▸ **PROVIDED MATERIAL**:
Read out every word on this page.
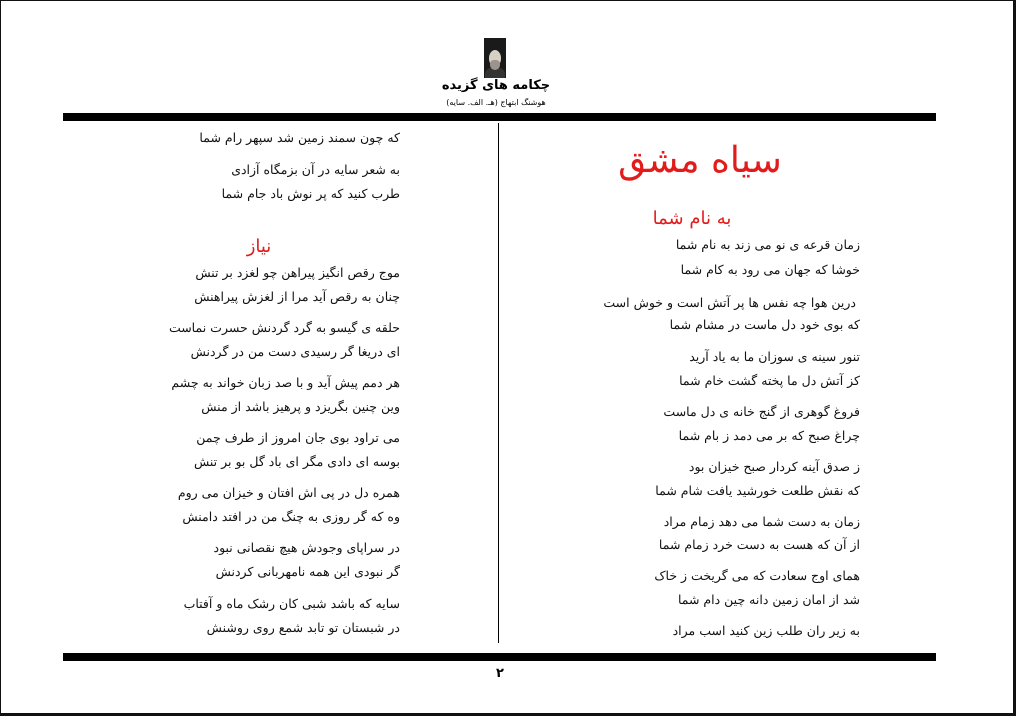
چکامه های گزیده
هوشنگ ابتهاج (هـ. الف. سایه)
سیاه مشق
به نام شما
زمان قرعه ی نو می زند به نام شما
خوشا که جهان می رود به کام شما
درین هوا چه نفس ها پر آتش است و خوش است
که بوی خود دل ماست در مشام شما
تنور سینه ی سوزان ما به یاد آرید
کز آتش دل ما پخته گشت خام شما
فروغ گوهری از گنج خانه ی دل ماست
چراغ صبح که بر می دمد ز بام شما
ز صدق آینه کردار صبح خیزان بود
که نقش طلعت خورشید یافت شام شما
زمان به دست شما می دهد زمام مراد
از آن که هست به دست خرد زمام شما
همای اوج سعادت که می گریخت ز خاک
شد از امان زمین دانه چین دام شما
به زیر ران طلب زین کنید اسب مراد
که چون سمند زمین شد سپهر رام شما
به شعر سایه در آن بزمگاه آزادی
طرب کنید که پر نوش باد جام شما
موج رقص انگیز پیراهن چو لغزد بر تنش
چنان به رقص آید مرا از لغزش پیراهنش
حلقه ی گیسو به گرد گردنش حسرت نماست
ای دریغا گر رسیدی دست من در گردنش
هر دمم پیش آید و با صد زبان خواند به چشم
وین چنین بگریزد و پرهیز باشد از منش
می تراود بوی جان امروز از طرف چمن
بوسه ای دادی مگر ای باد گل بو بر تنش
همره دل در پی اش افتان و خیزان می روم
وه که گر روزی به چنگ من در افتد دامنش
در سراپای وجودش هیچ نقصانی نبود
گر نبودی این همه نامهربانی کردنش
سایه که باشد شبی کان رشک ماه و آفتاب
در شبستان تو تابد شمع روی روشنش
نیاز
۲
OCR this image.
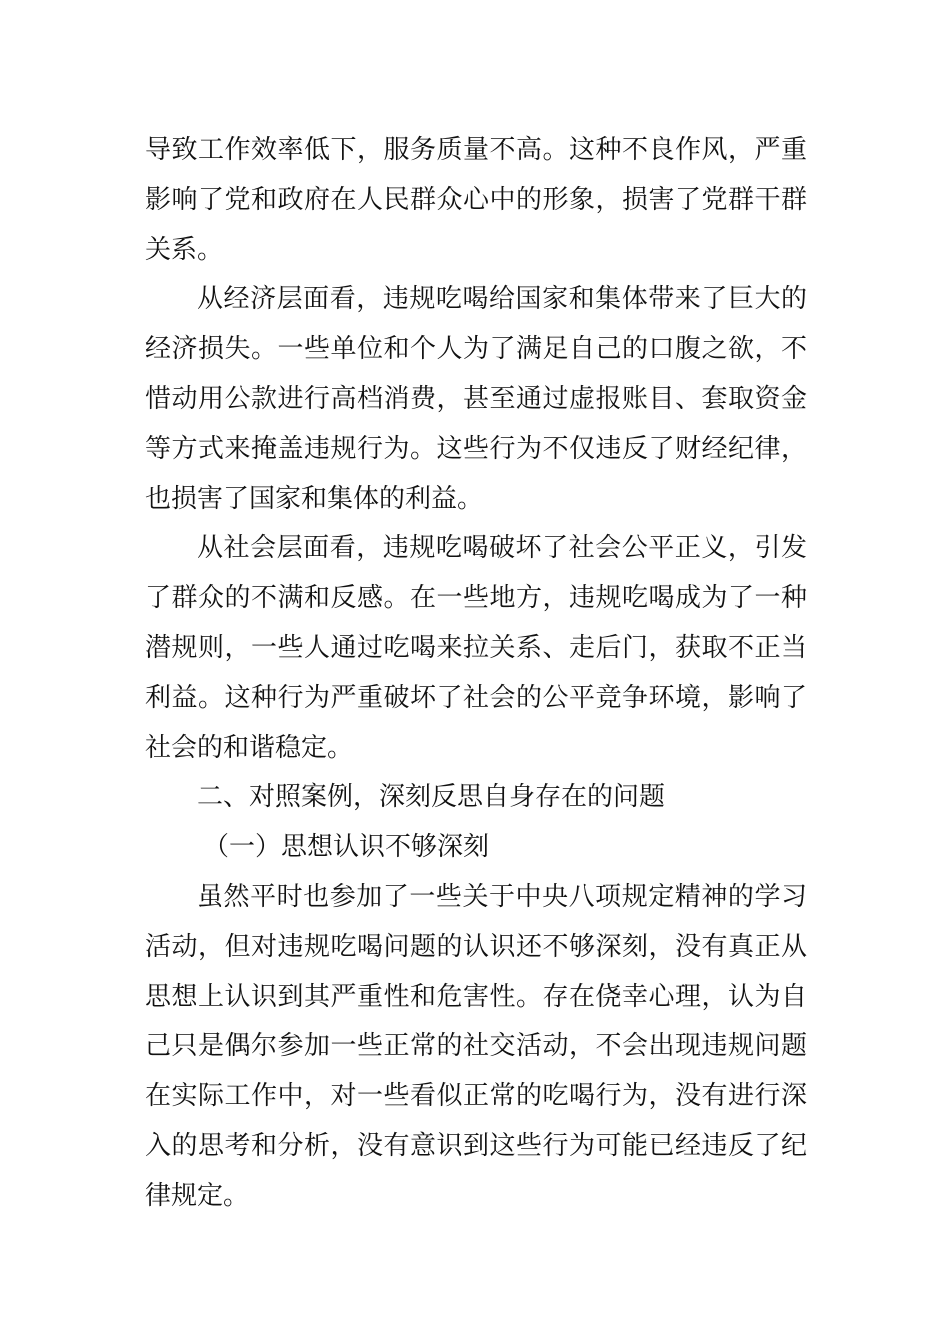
导致工作效率低下，服务质量不高。这种不良作风，严重
影响了党和政府在人民群众心中的形象，损害了党群干群
关系。
从经济层面看，违规吃喝给国家和集体带来了巨大的
经济损失。一些单位和个人为了满足自己的口腹之欲，不
惜动用公款进行高档消费，甚至通过虚报账目、套取资金
等方式来掩盖违规行为。这些行为不仅违反了财经纪律，
也损害了国家和集体的利益。
从社会层面看，违规吃喝破坏了社会公平正义，引发
了群众的不满和反感。在一些地方，违规吃喝成为了一种
潜规则，一些人通过吃喝来拉关系、走后门，获取不正当
利益。这种行为严重破坏了社会的公平竞争环境，影响了
社会的和谐稳定。
二、对照案例，深刻反思自身存在的问题
（一）思想认识不够深刻
虽然平时也参加了一些关于中央八项规定精神的学习
活动，但对违规吃喝问题的认识还不够深刻，没有真正从
思想上认识到其严重性和危害性。存在侥幸心理，认为自
己只是偶尔参加一些正常的社交活动，不会出现违规问题
在实际工作中，对一些看似正常的吃喝行为，没有进行深
入的思考和分析，没有意识到这些行为可能已经违反了纪
律规定。
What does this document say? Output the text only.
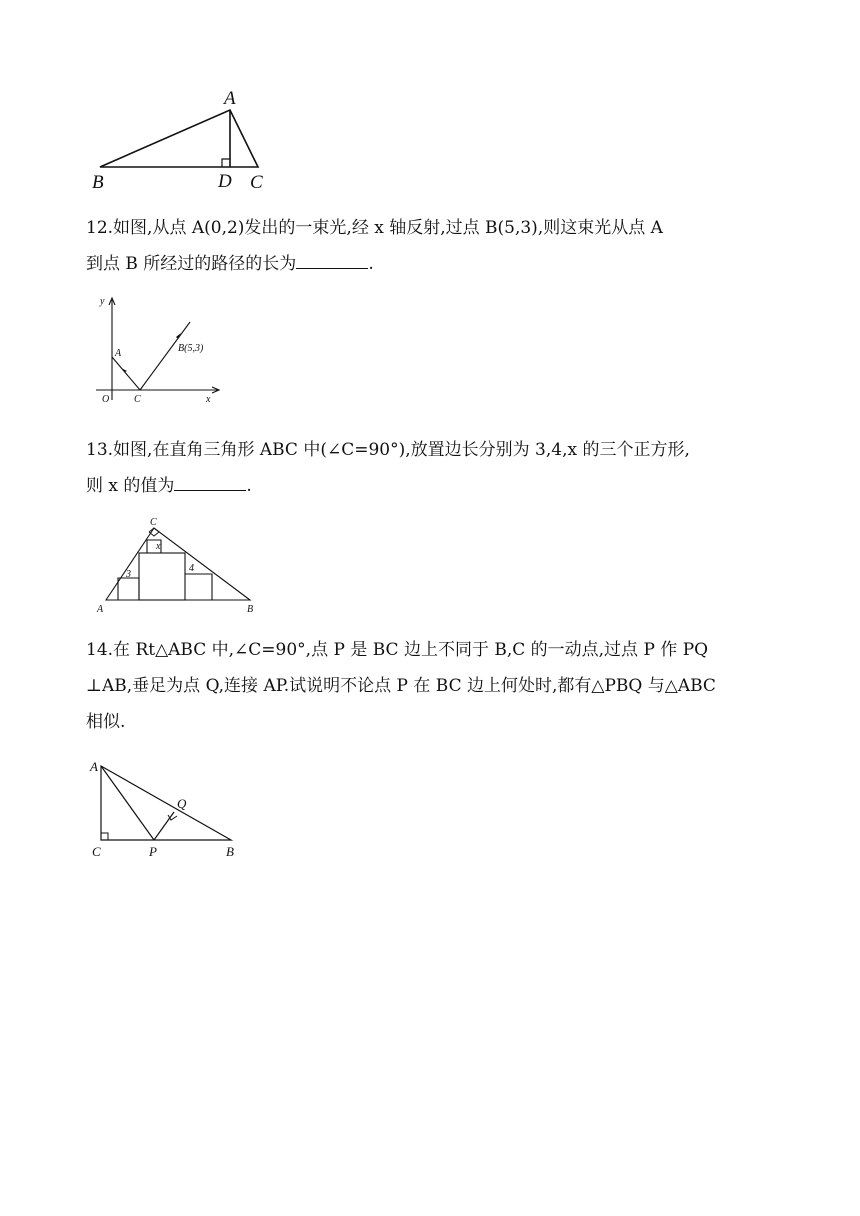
A
B	D C

12.如图,从点 A(0,2)发出的一束光,经 x 轴反射,过点 B(5,3),则这束光从点 A
到点 B 所经过的路径的长为	.

y
x
O
A
C
B(5,3)

13.如图,在直角三角形 ABC 中(∠C=90°),放置边长分别为 3,4,x 的三个正方形,
则 x 的值为	.

C
x
3
4
A	B

14.在 Rt△ABC 中,∠C=90°,点 P 是 BC 边上不同于 B,C 的一动点,过点 P 作 PQ
⊥AB,垂足为点 Q,连接 AP.试说明不论点 P 在 BC 边上何处时,都有△PBQ 与△ABC
相似.

A
C	P	B
Q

▸ **GIVEN PROBLEM**: Repeat verbatim the range of lines that opens at the line containing "OCR this image." and closes at the last line of the entries, excluding all pictures.

▸ **THE OUTPUT**:
OCR this image.
导致工作效率低下，服务质量不高。这种不良作风，严重
影响了党和政府在人民群众心中的形象，损害了党群干群
关系。
从经济层面看，违规吃喝给国家和集体带来了巨大的
经济损失。一些单位和个人为了满足自己的口腹之欲，不
惜动用公款进行高档消费，甚至通过虚报账目、套取资金
等方式来掩盖违规行为。这些行为不仅违反了财经纪律，
也损害了国家和集体的利益。
从社会层面看，违规吃喝破坏了社会公平正义，引发
了群众的不满和反感。在一些地方，违规吃喝成为了一种
潜规则，一些人通过吃喝来拉关系、走后门，获取不正当
利益。这种行为严重破坏了社会的公平竞争环境，影响了
社会的和谐稳定。
二、对照案例，深刻反思自身存在的问题
（一）思想认识不够深刻
虽然平时也参加了一些关于中央八项规定精神的学习
活动，但对违规吃喝问题的认识还不够深刻，没有真正从
思想上认识到其严重性和危害性。存在侥幸心理，认为自
己只是偶尔参加一些正常的社交活动，不会出现违规问题
在实际工作中，对一些看似正常的吃喝行为，没有进行深
入的思考和分析，没有意识到这些行为可能已经违反了纪
律规定。
What does this document say? Output the text only.
A
B	D C

12.如图,从点 A(0,2)发出的一束光,经 x 轴反射,过点 B(5,3),则这束光从点 A
到点 B 所经过的路径的长为	.

y
x
O
A
C
B(5,3)

13.如图,在直角三角形 ABC 中(∠C=90°),放置边长分别为 3,4,x 的三个正方形,
则 x 的值为	.

C
x
3
4
A	B

14.在 Rt△ABC 中,∠C=90°,点 P 是 BC 边上不同于 B,C 的一动点,过点 P 作 PQ
⊥AB,垂足为点 Q,连接 AP.试说明不论点 P 在 BC 边上何处时,都有△PBQ 与△ABC
相似.

A
C	P	B
Q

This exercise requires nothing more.